===== DATA =====
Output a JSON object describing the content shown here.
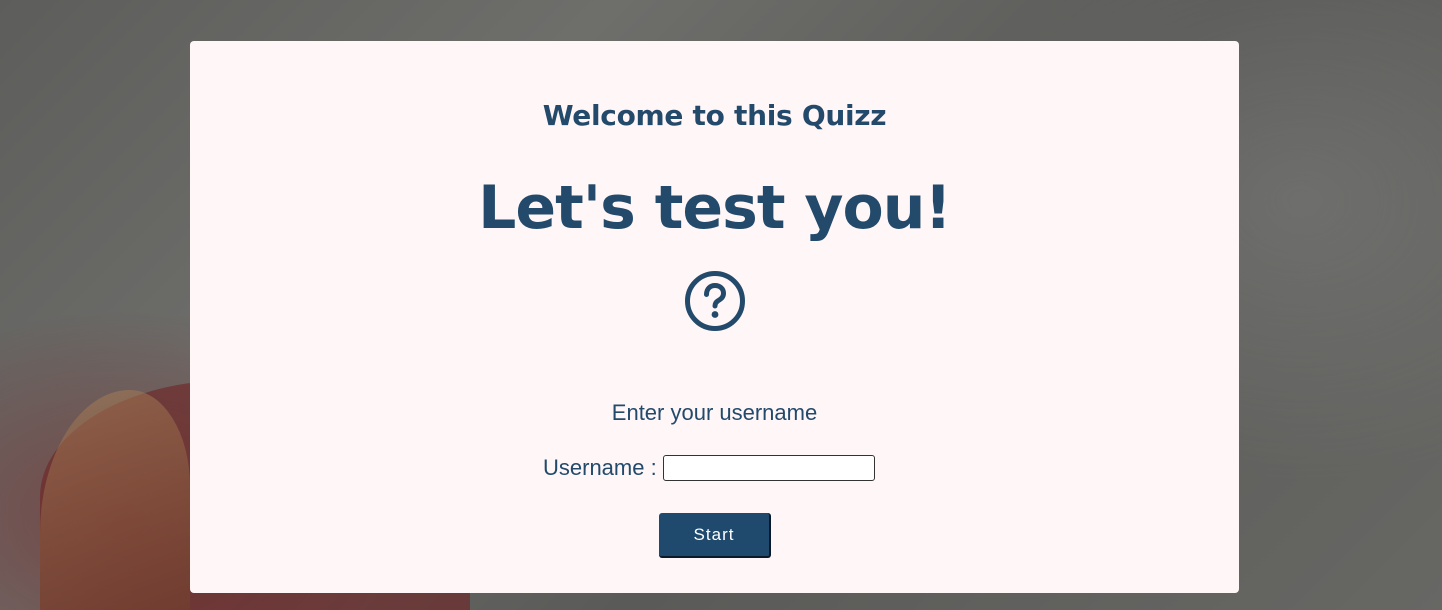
{
  "page": {
    "welcome": "Welcome to this Quizz",
    "headline": "Let's test you!",
    "icon": "question-circle-icon",
    "prompt": "Enter your username",
    "username_label": "Username :",
    "username_value": "",
    "start_label": "Start"
  },
  "colors": {
    "primary": "#234a6b",
    "button_bg": "#1f4a6e",
    "card_bg": "#fff6f7"
  }
}
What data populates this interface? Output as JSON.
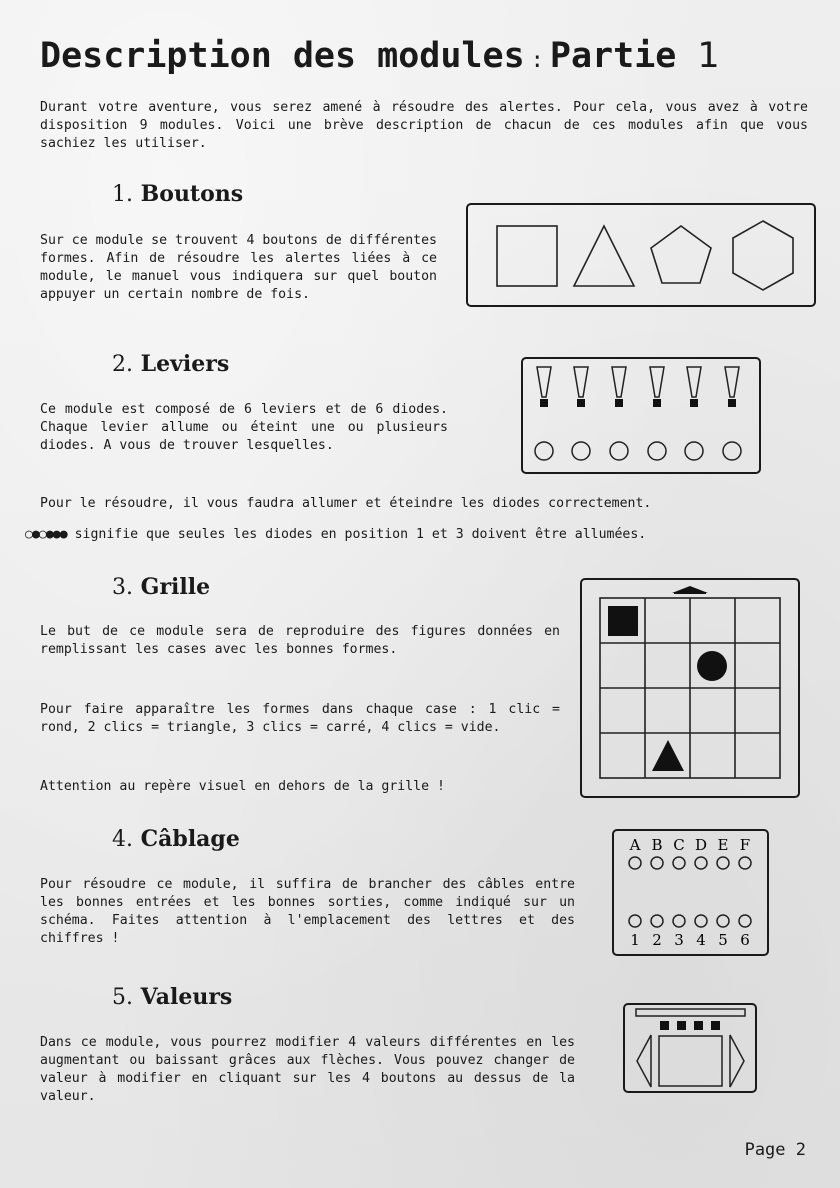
{
  "title": {
    "main": "Description des modules",
    "separator": ":",
    "part_word": "Partie",
    "part_number": "1"
  },
  "intro": "Durant votre aventure, vous serez amené à résoudre des alertes. Pour cela, vous avez à votre disposition 9 modules. Voici une brève description de chacun de ces modules afin que vous sachiez les utiliser.",
  "sections": {
    "boutons": {
      "number": "1.",
      "title": "Boutons",
      "text": "Sur ce module se trouvent 4 boutons de différentes formes. Afin de résoudre les alertes liées à ce module, le manuel vous indiquera sur quel bouton appuyer un certain nombre de fois."
    },
    "leviers": {
      "number": "2.",
      "title": "Leviers",
      "text": "Ce module est composé de 6 leviers et de 6 diodes. Chaque levier allume ou éteint une ou plusieurs diodes. A vous de trouver lesquelles.",
      "note": "Pour le résoudre, il vous faudra allumer et éteindre les diodes correctement.",
      "example_symbols": "○●○●●●",
      "example_text": "signifie que seules les diodes en position 1 et 3 doivent être allumées."
    },
    "grille": {
      "number": "3.",
      "title": "Grille",
      "text1": "Le but de ce module sera de reproduire des figures données en remplissant les cases avec les bonnes formes.",
      "text2": "Pour faire apparaître les formes dans chaque case : 1 clic = rond, 2 clics = triangle, 3 clics = carré, 4 clics = vide.",
      "text3": "Attention au repère visuel en dehors de la grille !"
    },
    "cablage": {
      "number": "4.",
      "title": "Câblage",
      "text": "Pour résoudre ce module, il suffira de brancher des câbles entre les bonnes entrées et les bonnes sorties, comme indiqué sur un schéma. Faites attention à l'emplacement des lettres et des chiffres !",
      "letters": [
        "A",
        "B",
        "C",
        "D",
        "E",
        "F"
      ],
      "numbers": [
        "1",
        "2",
        "3",
        "4",
        "5",
        "6"
      ]
    },
    "valeurs": {
      "number": "5.",
      "title": "Valeurs",
      "text": "Dans ce module, vous pourrez modifier 4 valeurs différentes en les augmentant ou baissant grâces aux flèches. Vous pouvez changer de valeur à modifier en cliquant sur les 4 boutons au dessus de la valeur."
    }
  },
  "footer": {
    "page": "Page 2"
  }
}
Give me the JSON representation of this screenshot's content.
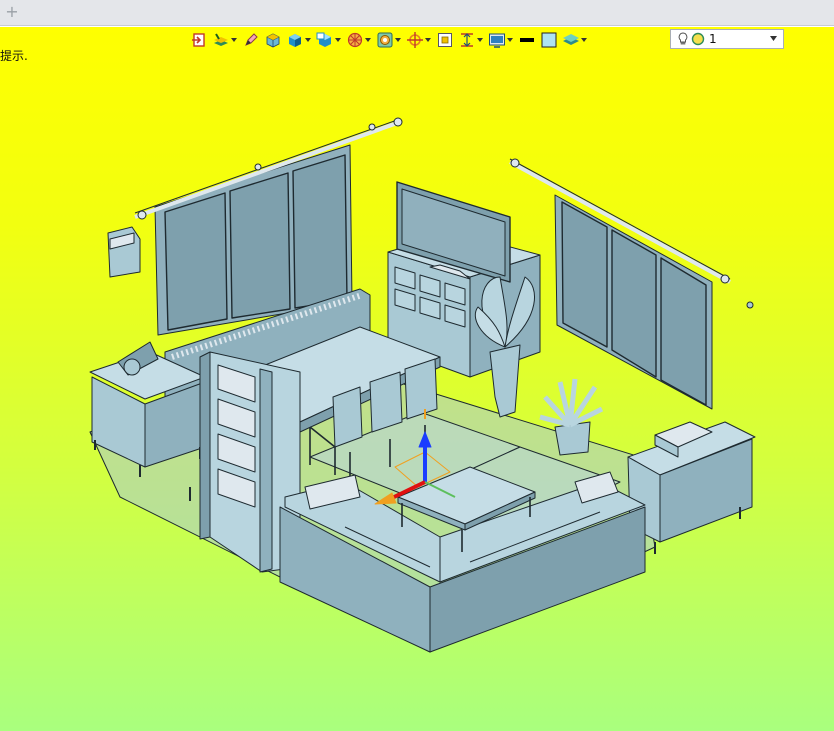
=====
**PROMPT**: Count every line of the records that holds "content". State the number, nothing else.

**RESPONSE TO THIS EXERCISE**: 2